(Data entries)
|---|

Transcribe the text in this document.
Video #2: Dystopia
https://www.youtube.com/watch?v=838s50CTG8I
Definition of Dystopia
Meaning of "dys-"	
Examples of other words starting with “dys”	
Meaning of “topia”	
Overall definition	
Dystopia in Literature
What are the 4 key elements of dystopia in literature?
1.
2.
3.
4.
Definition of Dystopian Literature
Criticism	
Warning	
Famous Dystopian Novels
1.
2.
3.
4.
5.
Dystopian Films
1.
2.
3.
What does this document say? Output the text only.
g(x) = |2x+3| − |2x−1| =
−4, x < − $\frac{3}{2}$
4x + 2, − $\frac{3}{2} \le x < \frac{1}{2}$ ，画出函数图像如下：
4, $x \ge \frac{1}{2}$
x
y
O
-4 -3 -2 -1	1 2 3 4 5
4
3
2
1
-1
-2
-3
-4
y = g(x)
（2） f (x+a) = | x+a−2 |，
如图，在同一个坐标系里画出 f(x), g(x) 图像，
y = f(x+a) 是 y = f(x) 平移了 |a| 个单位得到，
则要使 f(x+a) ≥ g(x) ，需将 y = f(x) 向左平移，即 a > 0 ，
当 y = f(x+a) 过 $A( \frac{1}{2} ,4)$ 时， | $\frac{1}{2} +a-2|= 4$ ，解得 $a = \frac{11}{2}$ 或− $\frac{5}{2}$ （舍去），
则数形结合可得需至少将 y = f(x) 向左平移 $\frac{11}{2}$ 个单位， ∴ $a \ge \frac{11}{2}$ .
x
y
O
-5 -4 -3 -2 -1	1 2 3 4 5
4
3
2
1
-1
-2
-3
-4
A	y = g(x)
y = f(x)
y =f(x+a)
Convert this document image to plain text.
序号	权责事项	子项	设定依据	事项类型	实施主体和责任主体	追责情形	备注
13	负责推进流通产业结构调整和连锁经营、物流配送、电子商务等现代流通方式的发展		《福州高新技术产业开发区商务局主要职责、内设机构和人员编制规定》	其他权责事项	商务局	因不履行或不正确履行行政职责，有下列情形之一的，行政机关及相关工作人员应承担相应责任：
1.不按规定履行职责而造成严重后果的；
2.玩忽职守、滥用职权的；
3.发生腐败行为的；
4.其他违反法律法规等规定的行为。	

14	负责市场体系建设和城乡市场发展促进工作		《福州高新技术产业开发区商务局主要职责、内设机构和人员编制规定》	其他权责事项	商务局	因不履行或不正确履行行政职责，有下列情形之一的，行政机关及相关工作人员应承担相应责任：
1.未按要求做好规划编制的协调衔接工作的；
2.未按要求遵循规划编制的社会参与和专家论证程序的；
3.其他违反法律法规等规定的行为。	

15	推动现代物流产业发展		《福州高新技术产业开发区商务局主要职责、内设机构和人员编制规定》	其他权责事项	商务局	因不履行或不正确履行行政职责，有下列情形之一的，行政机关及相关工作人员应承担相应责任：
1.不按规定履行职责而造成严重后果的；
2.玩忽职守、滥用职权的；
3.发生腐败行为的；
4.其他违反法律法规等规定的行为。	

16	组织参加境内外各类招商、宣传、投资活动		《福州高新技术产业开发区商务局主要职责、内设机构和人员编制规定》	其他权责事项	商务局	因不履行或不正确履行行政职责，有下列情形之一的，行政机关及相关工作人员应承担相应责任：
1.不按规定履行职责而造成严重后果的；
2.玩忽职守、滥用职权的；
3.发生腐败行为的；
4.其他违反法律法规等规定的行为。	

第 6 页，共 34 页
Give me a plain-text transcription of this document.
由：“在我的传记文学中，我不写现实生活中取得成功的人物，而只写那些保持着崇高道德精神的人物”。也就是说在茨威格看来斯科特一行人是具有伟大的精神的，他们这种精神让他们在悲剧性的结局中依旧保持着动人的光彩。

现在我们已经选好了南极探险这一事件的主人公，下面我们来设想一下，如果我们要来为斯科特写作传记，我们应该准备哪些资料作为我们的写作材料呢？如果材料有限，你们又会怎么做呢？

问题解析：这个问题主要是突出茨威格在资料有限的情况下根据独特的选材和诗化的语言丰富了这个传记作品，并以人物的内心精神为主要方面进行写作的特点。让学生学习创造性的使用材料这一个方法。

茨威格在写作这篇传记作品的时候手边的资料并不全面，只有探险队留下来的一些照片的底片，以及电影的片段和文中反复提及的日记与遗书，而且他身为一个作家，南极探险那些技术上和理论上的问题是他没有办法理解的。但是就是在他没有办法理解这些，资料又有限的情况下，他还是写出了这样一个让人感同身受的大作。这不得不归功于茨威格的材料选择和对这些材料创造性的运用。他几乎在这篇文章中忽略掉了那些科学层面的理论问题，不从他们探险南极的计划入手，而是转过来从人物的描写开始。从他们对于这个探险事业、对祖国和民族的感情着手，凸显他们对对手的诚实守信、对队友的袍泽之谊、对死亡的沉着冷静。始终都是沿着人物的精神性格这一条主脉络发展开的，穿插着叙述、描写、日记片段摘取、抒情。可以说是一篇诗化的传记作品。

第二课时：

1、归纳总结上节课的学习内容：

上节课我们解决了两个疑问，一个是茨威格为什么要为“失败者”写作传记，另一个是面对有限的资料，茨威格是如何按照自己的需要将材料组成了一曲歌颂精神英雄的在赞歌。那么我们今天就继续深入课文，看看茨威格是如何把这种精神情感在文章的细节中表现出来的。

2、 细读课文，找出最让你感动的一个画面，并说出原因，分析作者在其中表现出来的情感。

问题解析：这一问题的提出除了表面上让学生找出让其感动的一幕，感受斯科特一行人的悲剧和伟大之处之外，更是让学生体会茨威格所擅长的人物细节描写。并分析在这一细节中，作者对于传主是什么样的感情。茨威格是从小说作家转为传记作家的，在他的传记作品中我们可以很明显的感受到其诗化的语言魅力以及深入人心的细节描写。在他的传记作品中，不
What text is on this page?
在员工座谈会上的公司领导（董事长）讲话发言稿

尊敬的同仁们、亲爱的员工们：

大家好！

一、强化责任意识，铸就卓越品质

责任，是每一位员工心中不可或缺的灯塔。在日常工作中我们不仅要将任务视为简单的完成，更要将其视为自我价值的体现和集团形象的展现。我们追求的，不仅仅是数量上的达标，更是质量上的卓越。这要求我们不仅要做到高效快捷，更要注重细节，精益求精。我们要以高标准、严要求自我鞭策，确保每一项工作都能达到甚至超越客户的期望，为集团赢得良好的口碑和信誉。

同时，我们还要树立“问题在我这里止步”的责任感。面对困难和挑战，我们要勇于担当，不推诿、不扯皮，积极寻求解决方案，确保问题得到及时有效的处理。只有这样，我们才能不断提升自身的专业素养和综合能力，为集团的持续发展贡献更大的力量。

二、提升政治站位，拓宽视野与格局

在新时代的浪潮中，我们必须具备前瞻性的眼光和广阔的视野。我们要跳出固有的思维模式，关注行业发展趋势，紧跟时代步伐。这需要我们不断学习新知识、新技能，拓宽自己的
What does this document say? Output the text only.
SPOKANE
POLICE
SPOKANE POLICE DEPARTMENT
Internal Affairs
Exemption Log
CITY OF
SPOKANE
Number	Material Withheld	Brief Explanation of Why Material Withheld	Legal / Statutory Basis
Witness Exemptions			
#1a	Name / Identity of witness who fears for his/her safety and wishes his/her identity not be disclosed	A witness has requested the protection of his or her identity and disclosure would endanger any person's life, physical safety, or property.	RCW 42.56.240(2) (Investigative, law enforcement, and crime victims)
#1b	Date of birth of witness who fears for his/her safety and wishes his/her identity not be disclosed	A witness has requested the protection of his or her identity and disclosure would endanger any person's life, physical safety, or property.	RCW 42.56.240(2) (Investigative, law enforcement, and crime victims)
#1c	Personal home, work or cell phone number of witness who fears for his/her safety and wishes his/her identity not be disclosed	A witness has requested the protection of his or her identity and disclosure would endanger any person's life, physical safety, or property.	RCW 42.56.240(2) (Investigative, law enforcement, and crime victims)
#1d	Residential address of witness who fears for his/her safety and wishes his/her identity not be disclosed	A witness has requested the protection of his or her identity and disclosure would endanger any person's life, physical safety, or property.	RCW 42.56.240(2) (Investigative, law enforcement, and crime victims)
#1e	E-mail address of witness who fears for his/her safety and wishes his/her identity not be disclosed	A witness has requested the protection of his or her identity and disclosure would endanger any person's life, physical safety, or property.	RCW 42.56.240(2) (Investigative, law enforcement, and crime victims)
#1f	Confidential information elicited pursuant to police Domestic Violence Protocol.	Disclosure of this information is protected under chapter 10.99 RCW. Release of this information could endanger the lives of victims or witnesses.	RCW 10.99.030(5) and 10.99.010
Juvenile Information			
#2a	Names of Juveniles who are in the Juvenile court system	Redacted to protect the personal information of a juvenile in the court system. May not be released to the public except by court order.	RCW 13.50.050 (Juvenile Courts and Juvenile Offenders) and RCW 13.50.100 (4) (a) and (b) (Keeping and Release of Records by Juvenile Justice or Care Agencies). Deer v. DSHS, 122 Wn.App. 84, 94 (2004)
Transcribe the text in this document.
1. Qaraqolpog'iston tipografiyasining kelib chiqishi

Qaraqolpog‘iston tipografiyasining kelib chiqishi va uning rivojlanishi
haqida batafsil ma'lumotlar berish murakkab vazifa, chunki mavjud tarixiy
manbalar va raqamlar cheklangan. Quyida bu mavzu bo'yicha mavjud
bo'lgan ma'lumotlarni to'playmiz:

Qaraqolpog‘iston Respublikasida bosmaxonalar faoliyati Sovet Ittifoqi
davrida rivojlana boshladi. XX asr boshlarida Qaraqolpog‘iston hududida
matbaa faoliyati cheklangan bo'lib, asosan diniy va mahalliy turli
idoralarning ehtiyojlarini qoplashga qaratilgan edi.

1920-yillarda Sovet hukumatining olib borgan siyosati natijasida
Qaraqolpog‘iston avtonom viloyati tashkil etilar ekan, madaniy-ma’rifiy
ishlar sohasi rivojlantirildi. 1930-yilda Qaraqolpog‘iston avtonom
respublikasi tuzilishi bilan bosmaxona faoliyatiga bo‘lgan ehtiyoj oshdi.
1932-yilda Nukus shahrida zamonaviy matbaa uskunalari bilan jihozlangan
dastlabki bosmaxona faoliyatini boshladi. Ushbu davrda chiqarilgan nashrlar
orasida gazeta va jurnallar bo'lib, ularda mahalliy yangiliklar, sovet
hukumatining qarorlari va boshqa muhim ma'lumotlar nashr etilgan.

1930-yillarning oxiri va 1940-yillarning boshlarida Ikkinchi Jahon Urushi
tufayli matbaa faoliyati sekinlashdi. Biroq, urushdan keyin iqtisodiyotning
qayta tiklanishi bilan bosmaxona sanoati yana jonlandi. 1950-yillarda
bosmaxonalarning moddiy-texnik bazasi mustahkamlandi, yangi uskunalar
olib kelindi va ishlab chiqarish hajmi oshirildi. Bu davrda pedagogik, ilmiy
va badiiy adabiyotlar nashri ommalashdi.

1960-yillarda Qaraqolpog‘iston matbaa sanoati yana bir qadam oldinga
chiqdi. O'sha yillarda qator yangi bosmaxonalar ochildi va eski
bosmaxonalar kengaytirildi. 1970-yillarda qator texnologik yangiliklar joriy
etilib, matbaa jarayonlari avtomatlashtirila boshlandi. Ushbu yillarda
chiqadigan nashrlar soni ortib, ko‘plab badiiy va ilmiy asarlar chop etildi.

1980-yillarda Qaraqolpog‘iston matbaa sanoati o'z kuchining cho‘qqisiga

|---|

§ Objective
Which lines in the listing above hold the word "boshlarida"? Show each of them.

§ Right answer
davrida rivojlana boshladi. XX asr boshlarida Qaraqolpog‘iston hududida
1930-yillarning oxiri va 1940-yillarning boshlarida Ikkinchi Jahon Urushi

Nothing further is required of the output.